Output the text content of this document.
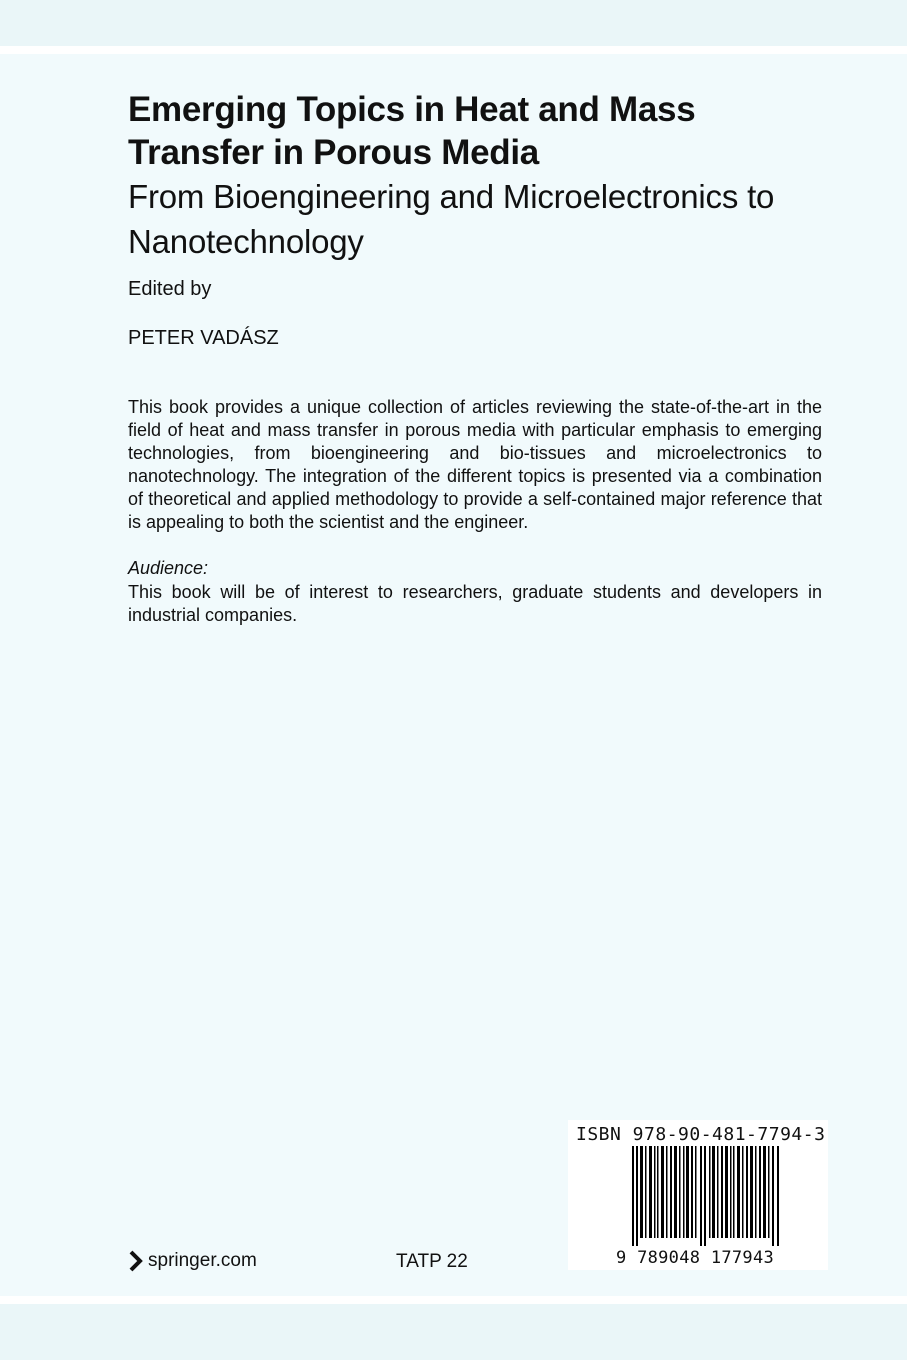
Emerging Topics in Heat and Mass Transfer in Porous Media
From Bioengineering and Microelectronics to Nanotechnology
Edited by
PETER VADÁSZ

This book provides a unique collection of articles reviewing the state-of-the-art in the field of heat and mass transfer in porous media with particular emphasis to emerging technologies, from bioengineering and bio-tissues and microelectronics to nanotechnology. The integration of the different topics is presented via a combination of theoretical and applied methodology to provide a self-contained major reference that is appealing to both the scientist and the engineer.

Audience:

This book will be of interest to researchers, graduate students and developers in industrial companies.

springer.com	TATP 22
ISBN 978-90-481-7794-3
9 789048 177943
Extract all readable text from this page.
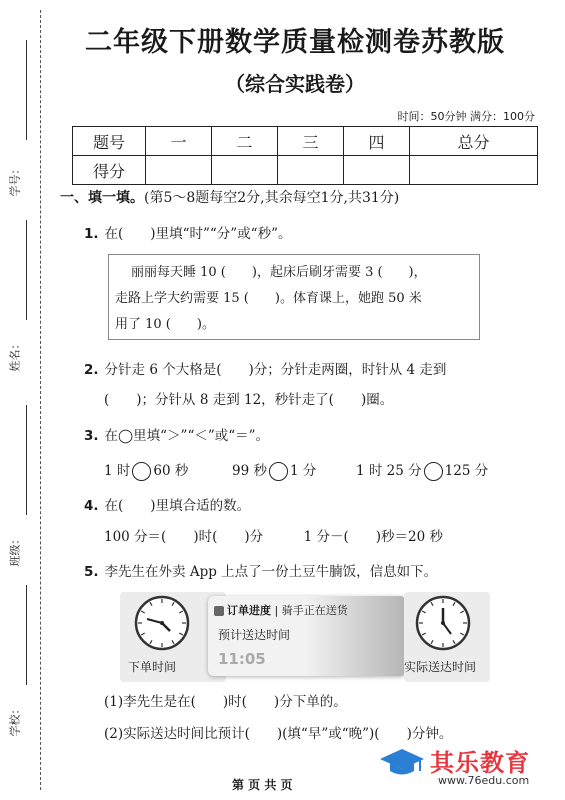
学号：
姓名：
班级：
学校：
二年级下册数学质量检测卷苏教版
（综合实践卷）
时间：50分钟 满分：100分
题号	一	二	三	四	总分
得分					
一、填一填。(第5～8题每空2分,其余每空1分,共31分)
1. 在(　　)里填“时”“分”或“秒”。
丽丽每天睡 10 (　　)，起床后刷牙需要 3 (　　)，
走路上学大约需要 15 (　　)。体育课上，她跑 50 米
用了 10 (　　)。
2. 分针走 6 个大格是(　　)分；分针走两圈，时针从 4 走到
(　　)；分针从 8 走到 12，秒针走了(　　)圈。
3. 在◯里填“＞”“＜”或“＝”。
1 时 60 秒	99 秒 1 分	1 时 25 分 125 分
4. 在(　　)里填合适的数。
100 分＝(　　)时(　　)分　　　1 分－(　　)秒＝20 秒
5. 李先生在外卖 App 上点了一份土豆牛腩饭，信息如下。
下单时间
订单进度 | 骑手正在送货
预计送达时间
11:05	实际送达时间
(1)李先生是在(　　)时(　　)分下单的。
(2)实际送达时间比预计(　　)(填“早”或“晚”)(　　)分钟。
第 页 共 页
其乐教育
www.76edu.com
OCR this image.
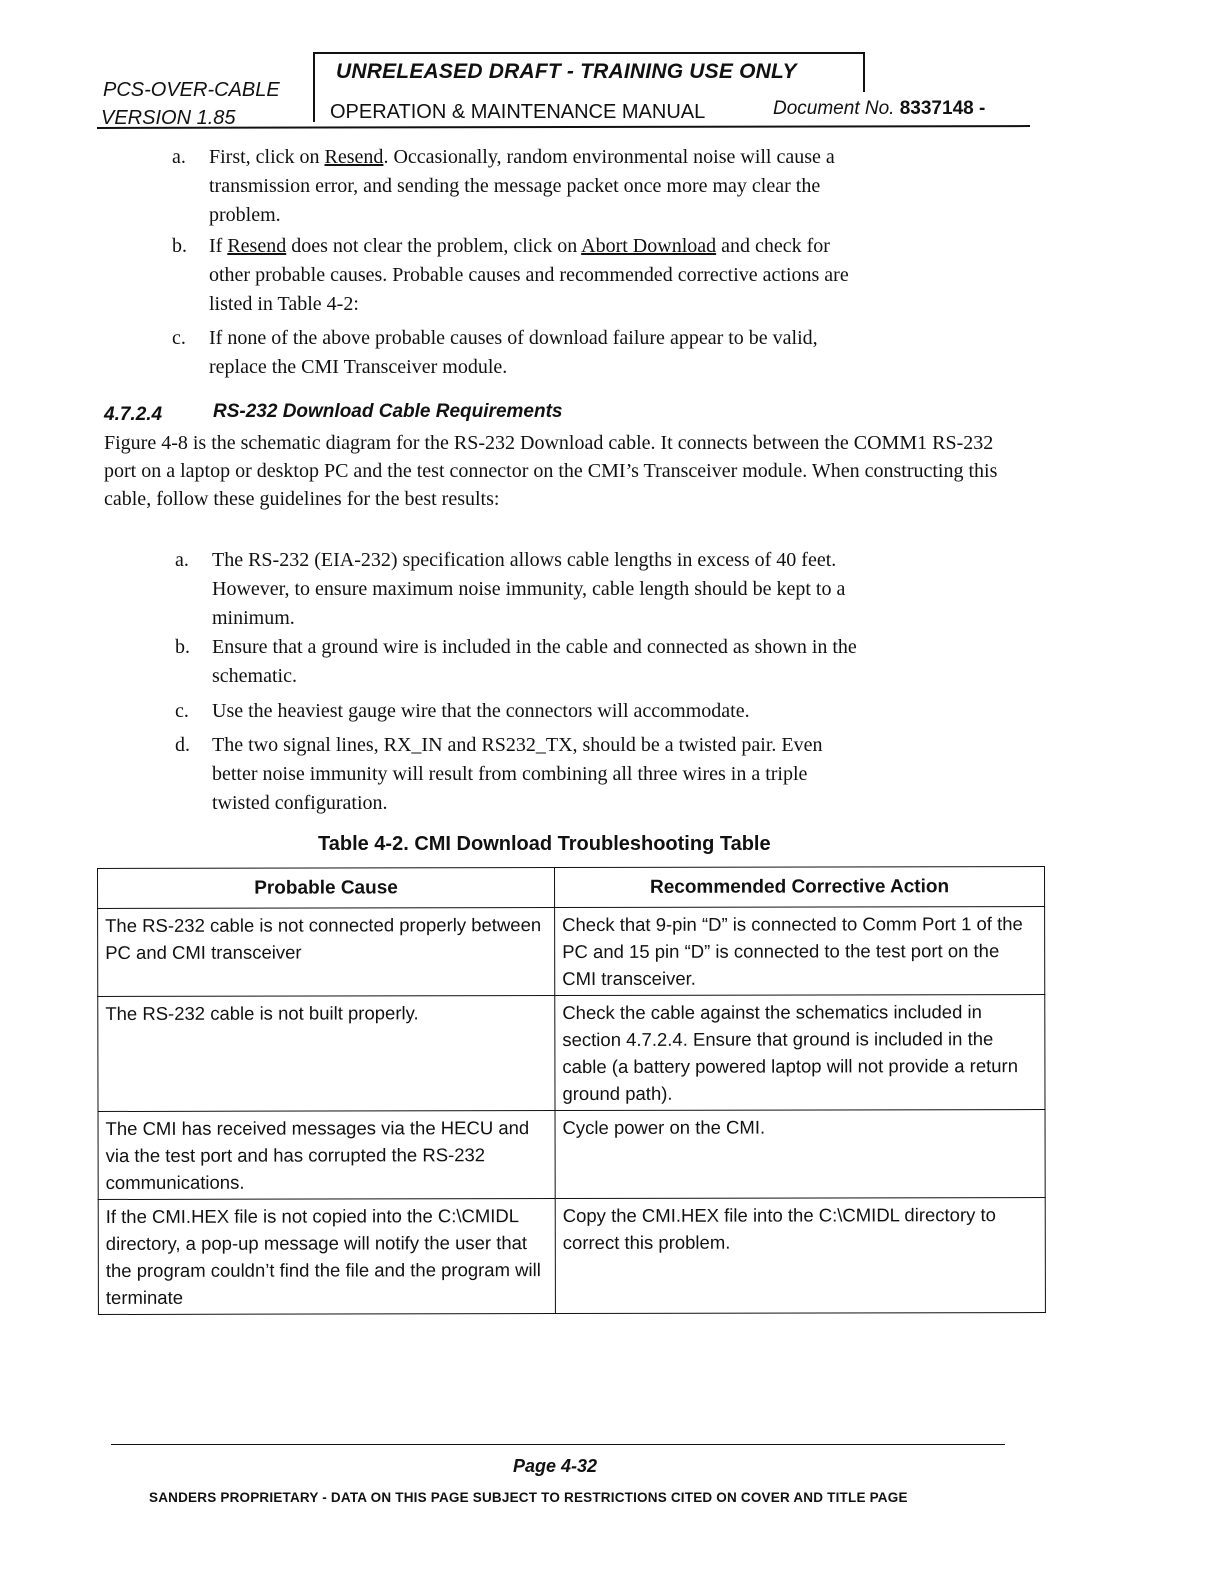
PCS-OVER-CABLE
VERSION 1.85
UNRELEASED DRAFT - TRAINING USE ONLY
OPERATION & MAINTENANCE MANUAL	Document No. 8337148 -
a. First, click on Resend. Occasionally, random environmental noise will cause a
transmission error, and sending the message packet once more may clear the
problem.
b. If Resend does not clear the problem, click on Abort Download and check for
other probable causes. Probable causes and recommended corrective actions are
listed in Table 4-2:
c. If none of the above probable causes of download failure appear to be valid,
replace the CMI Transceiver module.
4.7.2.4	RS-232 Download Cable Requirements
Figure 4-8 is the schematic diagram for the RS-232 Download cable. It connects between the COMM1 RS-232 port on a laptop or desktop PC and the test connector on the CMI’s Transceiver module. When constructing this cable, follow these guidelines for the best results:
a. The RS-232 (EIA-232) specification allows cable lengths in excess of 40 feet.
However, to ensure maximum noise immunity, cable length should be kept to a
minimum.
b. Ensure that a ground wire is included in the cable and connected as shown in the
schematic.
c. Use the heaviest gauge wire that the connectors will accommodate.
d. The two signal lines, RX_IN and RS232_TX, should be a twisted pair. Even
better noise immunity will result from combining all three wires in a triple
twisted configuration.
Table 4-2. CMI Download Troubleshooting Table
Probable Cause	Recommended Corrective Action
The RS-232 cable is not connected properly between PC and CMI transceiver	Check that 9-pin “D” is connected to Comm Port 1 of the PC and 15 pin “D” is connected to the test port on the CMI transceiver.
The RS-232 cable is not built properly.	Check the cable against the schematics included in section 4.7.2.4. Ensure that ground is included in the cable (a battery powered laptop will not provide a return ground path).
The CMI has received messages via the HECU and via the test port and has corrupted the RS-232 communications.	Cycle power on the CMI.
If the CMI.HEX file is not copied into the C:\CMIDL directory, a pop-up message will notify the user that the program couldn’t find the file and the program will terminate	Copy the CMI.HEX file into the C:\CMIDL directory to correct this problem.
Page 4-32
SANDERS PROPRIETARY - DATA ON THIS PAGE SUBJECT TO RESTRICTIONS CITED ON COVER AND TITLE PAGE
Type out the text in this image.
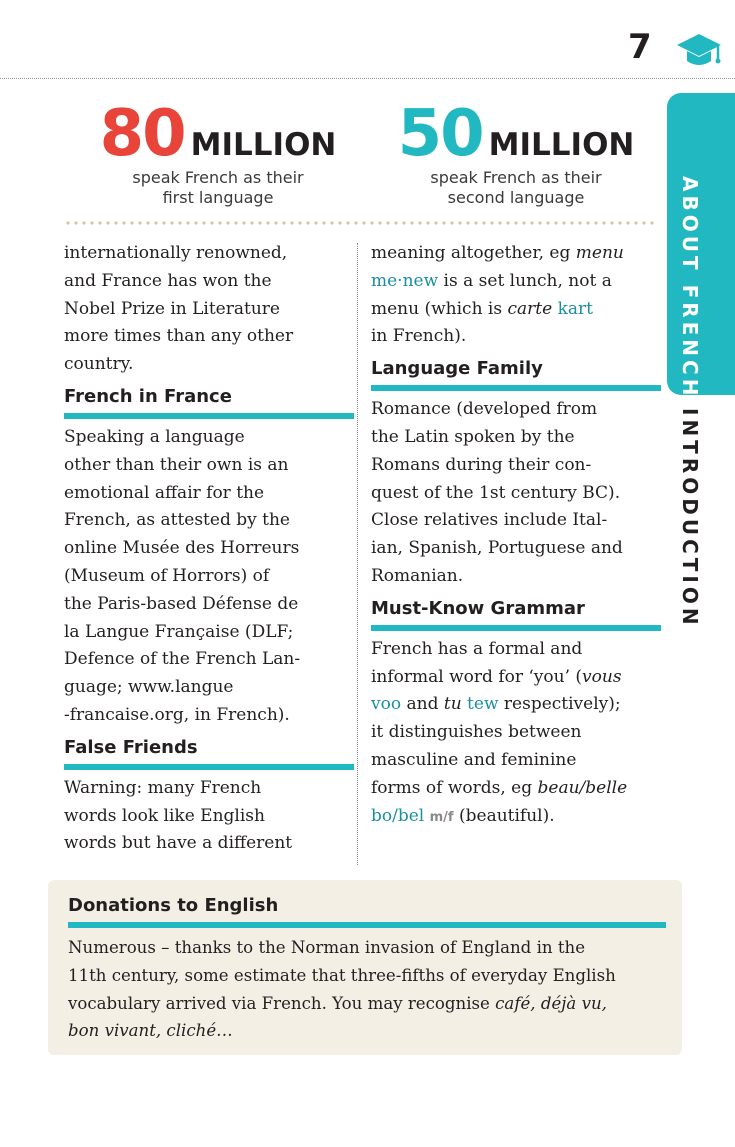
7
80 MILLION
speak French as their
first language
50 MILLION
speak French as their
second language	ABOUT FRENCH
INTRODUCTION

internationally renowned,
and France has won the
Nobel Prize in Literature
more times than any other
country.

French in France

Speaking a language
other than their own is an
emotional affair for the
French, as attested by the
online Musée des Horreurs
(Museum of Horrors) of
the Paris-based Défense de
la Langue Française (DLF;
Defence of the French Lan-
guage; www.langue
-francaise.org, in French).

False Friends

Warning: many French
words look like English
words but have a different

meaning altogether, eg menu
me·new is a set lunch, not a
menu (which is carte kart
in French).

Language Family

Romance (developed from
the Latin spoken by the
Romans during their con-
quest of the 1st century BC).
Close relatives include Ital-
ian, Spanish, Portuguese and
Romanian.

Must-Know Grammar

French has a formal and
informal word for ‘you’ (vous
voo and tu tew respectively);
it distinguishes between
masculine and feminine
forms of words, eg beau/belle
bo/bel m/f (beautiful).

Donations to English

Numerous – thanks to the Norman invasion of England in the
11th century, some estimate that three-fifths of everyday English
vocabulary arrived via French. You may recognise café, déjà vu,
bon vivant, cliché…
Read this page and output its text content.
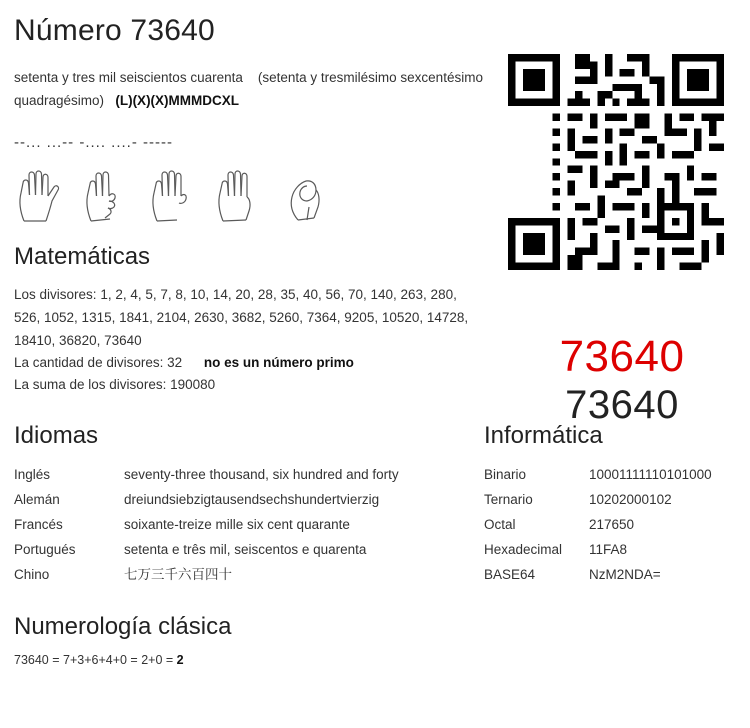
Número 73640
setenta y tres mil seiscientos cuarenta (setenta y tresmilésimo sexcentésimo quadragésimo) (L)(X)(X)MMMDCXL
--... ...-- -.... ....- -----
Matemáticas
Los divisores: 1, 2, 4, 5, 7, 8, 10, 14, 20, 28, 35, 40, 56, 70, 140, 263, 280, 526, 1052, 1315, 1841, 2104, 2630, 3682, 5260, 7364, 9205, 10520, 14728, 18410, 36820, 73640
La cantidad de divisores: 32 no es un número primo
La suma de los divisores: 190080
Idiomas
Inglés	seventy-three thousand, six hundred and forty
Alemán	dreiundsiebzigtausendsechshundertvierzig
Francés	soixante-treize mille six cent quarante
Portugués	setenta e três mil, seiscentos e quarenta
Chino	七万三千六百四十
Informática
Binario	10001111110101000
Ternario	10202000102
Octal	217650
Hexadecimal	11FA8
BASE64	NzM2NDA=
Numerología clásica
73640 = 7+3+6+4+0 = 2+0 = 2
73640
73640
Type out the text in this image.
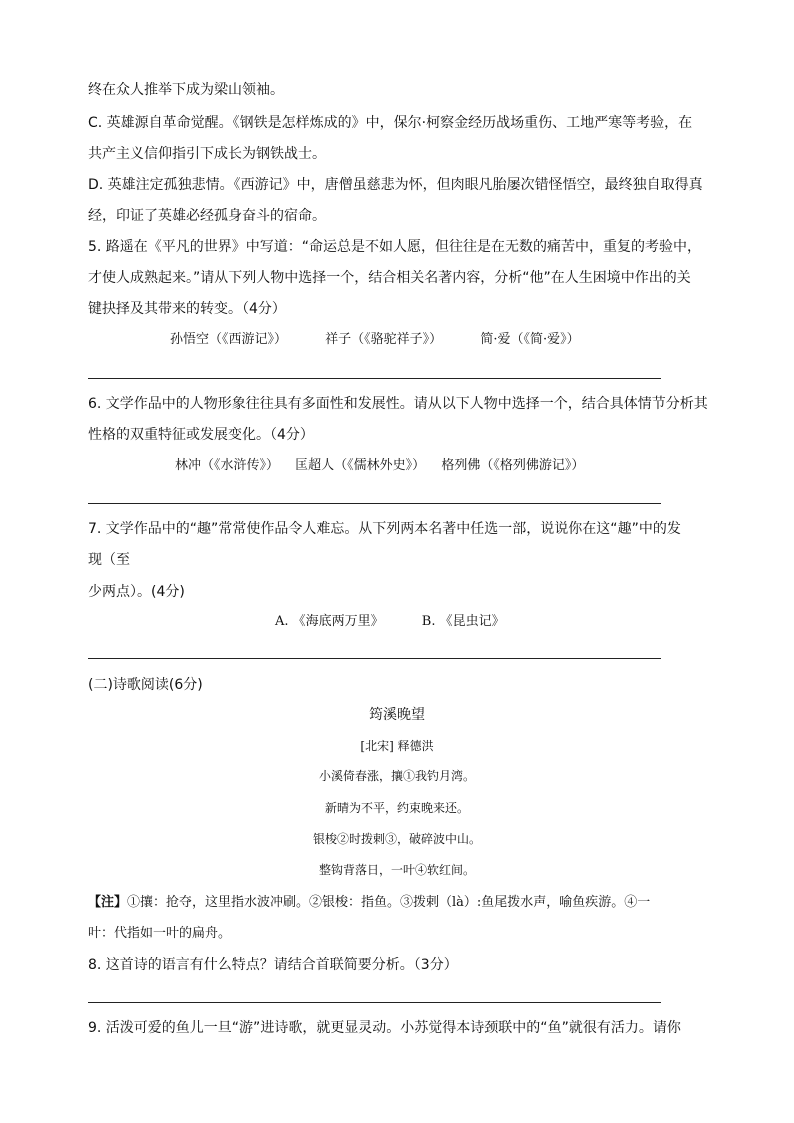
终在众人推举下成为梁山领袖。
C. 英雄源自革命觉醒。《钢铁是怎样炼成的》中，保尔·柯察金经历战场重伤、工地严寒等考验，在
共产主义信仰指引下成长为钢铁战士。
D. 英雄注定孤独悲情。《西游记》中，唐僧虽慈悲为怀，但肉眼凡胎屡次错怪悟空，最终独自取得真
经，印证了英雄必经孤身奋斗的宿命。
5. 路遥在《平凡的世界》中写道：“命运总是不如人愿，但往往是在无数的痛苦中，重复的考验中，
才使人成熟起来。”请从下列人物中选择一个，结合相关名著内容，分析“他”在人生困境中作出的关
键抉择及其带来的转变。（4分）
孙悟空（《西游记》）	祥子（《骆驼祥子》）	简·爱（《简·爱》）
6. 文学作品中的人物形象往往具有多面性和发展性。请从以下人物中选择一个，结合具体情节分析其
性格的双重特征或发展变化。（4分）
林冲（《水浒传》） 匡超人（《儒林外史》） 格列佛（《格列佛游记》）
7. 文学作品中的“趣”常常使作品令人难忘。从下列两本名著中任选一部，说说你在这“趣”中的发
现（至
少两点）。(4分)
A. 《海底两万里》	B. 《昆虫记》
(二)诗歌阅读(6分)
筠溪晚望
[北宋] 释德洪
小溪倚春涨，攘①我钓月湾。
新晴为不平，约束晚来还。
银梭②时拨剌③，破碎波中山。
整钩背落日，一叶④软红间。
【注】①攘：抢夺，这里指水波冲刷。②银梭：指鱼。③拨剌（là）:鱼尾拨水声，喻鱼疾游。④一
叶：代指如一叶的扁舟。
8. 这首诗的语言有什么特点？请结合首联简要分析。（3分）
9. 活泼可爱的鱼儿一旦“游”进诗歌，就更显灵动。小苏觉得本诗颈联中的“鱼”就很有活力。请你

> **Exercise requirements**:
Take every line containing the word "properly" and copy it.

> **Exercise result**:
The RS-232 cable is not connected properly between PC and CMI transceiver	Check that 9-pin “D” is connected to Comm Port 1 of the PC and 15 pin “D” is connected to the test port on the CMI transceiver.
The RS-232 cable is not built properly.	Check the cable against the schematics included in section 4.7.2.4. Ensure that ground is included in the cable (a battery powered laptop will not provide a return ground path).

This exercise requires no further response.